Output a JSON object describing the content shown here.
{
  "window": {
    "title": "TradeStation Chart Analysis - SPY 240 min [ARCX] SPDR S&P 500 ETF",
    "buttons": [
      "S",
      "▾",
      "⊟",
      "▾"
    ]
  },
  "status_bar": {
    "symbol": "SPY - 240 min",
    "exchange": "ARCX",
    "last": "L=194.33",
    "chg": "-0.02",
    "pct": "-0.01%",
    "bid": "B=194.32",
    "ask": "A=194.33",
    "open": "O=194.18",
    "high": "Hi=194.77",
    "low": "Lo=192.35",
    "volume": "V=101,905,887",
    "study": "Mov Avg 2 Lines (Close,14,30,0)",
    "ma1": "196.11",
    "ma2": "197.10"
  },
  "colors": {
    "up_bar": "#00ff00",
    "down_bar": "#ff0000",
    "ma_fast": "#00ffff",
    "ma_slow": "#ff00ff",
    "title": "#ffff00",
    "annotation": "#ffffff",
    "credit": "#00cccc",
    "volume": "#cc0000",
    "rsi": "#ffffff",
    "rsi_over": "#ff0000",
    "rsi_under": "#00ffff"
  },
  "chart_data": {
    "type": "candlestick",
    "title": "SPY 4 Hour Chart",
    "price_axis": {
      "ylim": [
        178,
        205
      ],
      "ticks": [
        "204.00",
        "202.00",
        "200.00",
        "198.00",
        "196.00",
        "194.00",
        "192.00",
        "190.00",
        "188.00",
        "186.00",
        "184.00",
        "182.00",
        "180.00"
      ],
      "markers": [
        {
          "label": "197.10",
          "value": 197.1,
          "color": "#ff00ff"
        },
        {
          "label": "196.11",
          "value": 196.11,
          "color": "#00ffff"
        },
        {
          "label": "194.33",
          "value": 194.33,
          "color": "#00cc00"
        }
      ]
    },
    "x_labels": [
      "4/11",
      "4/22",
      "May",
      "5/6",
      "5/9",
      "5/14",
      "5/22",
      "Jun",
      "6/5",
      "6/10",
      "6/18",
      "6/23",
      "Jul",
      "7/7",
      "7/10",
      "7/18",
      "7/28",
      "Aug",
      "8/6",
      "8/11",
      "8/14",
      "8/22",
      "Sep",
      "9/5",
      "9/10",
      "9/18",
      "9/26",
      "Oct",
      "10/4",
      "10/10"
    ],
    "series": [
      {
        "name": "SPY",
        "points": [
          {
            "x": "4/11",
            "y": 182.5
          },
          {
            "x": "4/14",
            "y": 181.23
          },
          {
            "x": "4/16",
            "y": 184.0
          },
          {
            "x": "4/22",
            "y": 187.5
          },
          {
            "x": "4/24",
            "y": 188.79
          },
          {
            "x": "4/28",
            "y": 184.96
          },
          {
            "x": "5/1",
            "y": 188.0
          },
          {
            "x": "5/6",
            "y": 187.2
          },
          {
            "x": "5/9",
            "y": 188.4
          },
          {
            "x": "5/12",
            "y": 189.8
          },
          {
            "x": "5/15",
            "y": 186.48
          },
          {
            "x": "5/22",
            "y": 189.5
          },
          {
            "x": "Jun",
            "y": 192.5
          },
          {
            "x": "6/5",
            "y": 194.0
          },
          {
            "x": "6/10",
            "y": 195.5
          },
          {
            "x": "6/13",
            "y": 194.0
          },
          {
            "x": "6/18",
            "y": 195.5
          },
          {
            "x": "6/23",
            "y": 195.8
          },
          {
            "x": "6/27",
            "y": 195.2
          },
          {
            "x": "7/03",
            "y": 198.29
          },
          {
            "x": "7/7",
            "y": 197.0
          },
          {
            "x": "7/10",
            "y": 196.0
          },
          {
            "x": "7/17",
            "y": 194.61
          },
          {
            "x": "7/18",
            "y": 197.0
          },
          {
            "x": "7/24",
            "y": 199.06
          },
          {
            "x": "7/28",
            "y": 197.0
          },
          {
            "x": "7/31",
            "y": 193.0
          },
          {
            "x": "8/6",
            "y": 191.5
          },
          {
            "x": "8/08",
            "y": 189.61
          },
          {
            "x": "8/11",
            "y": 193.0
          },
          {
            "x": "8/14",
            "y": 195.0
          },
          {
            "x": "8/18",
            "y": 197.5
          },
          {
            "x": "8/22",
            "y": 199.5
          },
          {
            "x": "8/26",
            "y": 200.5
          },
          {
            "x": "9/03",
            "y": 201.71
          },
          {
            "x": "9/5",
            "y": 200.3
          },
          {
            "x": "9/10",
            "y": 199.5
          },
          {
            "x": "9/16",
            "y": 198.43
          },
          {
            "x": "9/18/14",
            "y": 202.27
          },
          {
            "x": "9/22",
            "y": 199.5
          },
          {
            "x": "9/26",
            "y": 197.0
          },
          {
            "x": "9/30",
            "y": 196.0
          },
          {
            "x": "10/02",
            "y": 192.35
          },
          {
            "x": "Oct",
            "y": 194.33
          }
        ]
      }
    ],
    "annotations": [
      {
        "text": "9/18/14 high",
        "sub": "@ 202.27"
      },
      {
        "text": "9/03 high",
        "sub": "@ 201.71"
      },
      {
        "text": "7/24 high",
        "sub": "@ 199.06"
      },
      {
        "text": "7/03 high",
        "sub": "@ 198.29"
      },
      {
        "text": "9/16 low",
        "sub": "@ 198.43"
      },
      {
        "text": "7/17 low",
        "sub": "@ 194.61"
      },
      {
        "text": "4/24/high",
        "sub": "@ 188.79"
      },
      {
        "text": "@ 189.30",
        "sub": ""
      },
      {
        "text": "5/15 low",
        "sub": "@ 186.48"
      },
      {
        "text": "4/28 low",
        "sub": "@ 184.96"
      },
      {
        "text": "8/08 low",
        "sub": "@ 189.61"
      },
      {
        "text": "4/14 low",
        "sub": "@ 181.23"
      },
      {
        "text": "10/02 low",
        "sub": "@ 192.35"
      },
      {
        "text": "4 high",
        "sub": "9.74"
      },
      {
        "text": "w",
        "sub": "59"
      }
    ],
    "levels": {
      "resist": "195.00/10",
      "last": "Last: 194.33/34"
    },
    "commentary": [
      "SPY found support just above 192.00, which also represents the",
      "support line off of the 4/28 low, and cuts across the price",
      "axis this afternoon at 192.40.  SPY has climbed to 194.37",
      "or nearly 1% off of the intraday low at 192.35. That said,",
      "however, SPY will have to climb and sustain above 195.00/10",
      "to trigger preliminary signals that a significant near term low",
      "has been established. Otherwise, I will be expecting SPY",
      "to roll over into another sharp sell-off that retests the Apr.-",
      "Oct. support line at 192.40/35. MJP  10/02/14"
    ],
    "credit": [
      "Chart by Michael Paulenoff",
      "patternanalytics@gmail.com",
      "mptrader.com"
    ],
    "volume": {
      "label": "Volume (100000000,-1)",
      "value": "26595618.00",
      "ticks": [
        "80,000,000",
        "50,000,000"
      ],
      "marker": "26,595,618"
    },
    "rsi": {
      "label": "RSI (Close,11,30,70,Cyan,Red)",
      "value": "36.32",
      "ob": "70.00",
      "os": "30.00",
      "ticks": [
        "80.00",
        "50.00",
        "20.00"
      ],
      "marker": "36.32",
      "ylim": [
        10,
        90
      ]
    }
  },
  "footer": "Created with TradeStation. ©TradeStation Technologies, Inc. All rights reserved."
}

───

Restate all of the entries exactly, please.

Output a JSON object describing the content shown here.
{
  "window": {
    "title": "TradeStation Chart Analysis - SPY 240 min [ARCX] SPDR S&P 500 ETF",
    "buttons": [
      "S",
      "▾",
      "⊟",
      "▾"
    ]
  },
  "status_bar": {
    "symbol": "SPY - 240 min",
    "exchange": "ARCX",
    "last": "L=194.33",
    "chg": "-0.02",
    "pct": "-0.01%",
    "bid": "B=194.32",
    "ask": "A=194.33",
    "open": "O=194.18",
    "high": "Hi=194.77",
    "low": "Lo=192.35",
    "volume": "V=101,905,887",
    "study": "Mov Avg 2 Lines (Close,14,30,0)",
    "ma1": "196.11",
    "ma2": "197.10"
  },
  "colors": {
    "up_bar": "#00ff00",
    "down_bar": "#ff0000",
    "ma_fast": "#00ffff",
    "ma_slow": "#ff00ff",
    "title": "#ffff00",
    "annotation": "#ffffff",
    "credit": "#00cccc",
    "volume": "#cc0000",
    "rsi": "#ffffff",
    "rsi_over": "#ff0000",
    "rsi_under": "#00ffff"
  },
  "chart_data": {
    "type": "candlestick",
    "title": "SPY 4 Hour Chart",
    "price_axis": {
      "ylim": [
        178,
        205
      ],
      "ticks": [
        "204.00",
        "202.00",
        "200.00",
        "198.00",
        "196.00",
        "194.00",
        "192.00",
        "190.00",
        "188.00",
        "186.00",
        "184.00",
        "182.00",
        "180.00"
      ],
      "markers": [
        {
          "label": "197.10",
          "value": 197.1,
          "color": "#ff00ff"
        },
        {
          "label": "196.11",
          "value": 196.11,
          "color": "#00ffff"
        },
        {
          "label": "194.33",
          "value": 194.33,
          "color": "#00cc00"
        }
      ]
    },
    "x_labels": [
      "4/11",
      "4/22",
      "May",
      "5/6",
      "5/9",
      "5/14",
      "5/22",
      "Jun",
      "6/5",
      "6/10",
      "6/18",
      "6/23",
      "Jul",
      "7/7",
      "7/10",
      "7/18",
      "7/28",
      "Aug",
      "8/6",
      "8/11",
      "8/14",
      "8/22",
      "Sep",
      "9/5",
      "9/10",
      "9/18",
      "9/26",
      "Oct",
      "10/4",
      "10/10"
    ],
    "series": [
      {
        "name": "SPY",
        "points": [
          {
            "x": "4/11",
            "y": 182.5
          },
          {
            "x": "4/14",
            "y": 181.23
          },
          {
            "x": "4/16",
            "y": 184.0
          },
          {
            "x": "4/22",
            "y": 187.5
          },
          {
            "x": "4/24",
            "y": 188.79
          },
          {
            "x": "4/28",
            "y": 184.96
          },
          {
            "x": "5/1",
            "y": 188.0
          },
          {
            "x": "5/6",
            "y": 187.2
          },
          {
            "x": "5/9",
            "y": 188.4
          },
          {
            "x": "5/12",
            "y": 189.8
          },
          {
            "x": "5/15",
            "y": 186.48
          },
          {
            "x": "5/22",
            "y": 189.5
          },
          {
            "x": "Jun",
            "y": 192.5
          },
          {
            "x": "6/5",
            "y": 194.0
          },
          {
            "x": "6/10",
            "y": 195.5
          },
          {
            "x": "6/13",
            "y": 194.0
          },
          {
            "x": "6/18",
            "y": 195.5
          },
          {
            "x": "6/23",
            "y": 195.8
          },
          {
            "x": "6/27",
            "y": 195.2
          },
          {
            "x": "7/03",
            "y": 198.29
          },
          {
            "x": "7/7",
            "y": 197.0
          },
          {
            "x": "7/10",
            "y": 196.0
          },
          {
            "x": "7/17",
            "y": 194.61
          },
          {
            "x": "7/18",
            "y": 197.0
          },
          {
            "x": "7/24",
            "y": 199.06
          },
          {
            "x": "7/28",
            "y": 197.0
          },
          {
            "x": "7/31",
            "y": 193.0
          },
          {
            "x": "8/6",
            "y": 191.5
          },
          {
            "x": "8/08",
            "y": 189.61
          },
          {
            "x": "8/11",
            "y": 193.0
          },
          {
            "x": "8/14",
            "y": 195.0
          },
          {
            "x": "8/18",
            "y": 197.5
          },
          {
            "x": "8/22",
            "y": 199.5
          },
          {
            "x": "8/26",
            "y": 200.5
          },
          {
            "x": "9/03",
            "y": 201.71
          },
          {
            "x": "9/5",
            "y": 200.3
          },
          {
            "x": "9/10",
            "y": 199.5
          },
          {
            "x": "9/16",
            "y": 198.43
          },
          {
            "x": "9/18/14",
            "y": 202.27
          },
          {
            "x": "9/22",
            "y": 199.5
          },
          {
            "x": "9/26",
            "y": 197.0
          },
          {
            "x": "9/30",
            "y": 196.0
          },
          {
            "x": "10/02",
            "y": 192.35
          },
          {
            "x": "Oct",
            "y": 194.33
          }
        ]
      }
    ],
    "annotations": [
      {
        "text": "9/18/14 high",
        "sub": "@ 202.27"
      },
      {
        "text": "9/03 high",
        "sub": "@ 201.71"
      },
      {
        "text": "7/24 high",
        "sub": "@ 199.06"
      },
      {
        "text": "7/03 high",
        "sub": "@ 198.29"
      },
      {
        "text": "9/16 low",
        "sub": "@ 198.43"
      },
      {
        "text": "7/17 low",
        "sub": "@ 194.61"
      },
      {
        "text": "4/24/high",
        "sub": "@ 188.79"
      },
      {
        "text": "@ 189.30",
        "sub": ""
      },
      {
        "text": "5/15 low",
        "sub": "@ 186.48"
      },
      {
        "text": "4/28 low",
        "sub": "@ 184.96"
      },
      {
        "text": "8/08 low",
        "sub": "@ 189.61"
      },
      {
        "text": "4/14 low",
        "sub": "@ 181.23"
      },
      {
        "text": "10/02 low",
        "sub": "@ 192.35"
      },
      {
        "text": "4 high",
        "sub": "9.74"
      },
      {
        "text": "w",
        "sub": "59"
      }
    ],
    "levels": {
      "resist": "195.00/10",
      "last": "Last: 194.33/34"
    },
    "commentary": [
      "SPY found support just above 192.00, which also represents the",
      "support line off of the 4/28 low, and cuts across the price",
      "axis this afternoon at 192.40.  SPY has climbed to 194.37",
      "or nearly 1% off of the intraday low at 192.35. That said,",
      "however, SPY will have to climb and sustain above 195.00/10",
      "to trigger preliminary signals that a significant near term low",
      "has been established. Otherwise, I will be expecting SPY",
      "to roll over into another sharp sell-off that retests the Apr.-",
      "Oct. support line at 192.40/35. MJP  10/02/14"
    ],
    "credit": [
      "Chart by Michael Paulenoff",
      "patternanalytics@gmail.com",
      "mptrader.com"
    ],
    "volume": {
      "label": "Volume (100000000,-1)",
      "value": "26595618.00",
      "ticks": [
        "80,000,000",
        "50,000,000"
      ],
      "marker": "26,595,618"
    },
    "rsi": {
      "label": "RSI (Close,11,30,70,Cyan,Red)",
      "value": "36.32",
      "ob": "70.00",
      "os": "30.00",
      "ticks": [
        "80.00",
        "50.00",
        "20.00"
      ],
      "marker": "36.32",
      "ylim": [
        10,
        90
      ]
    }
  },
  "footer": "Created with TradeStation. ©TradeStation Technologies, Inc. All rights reserved."
}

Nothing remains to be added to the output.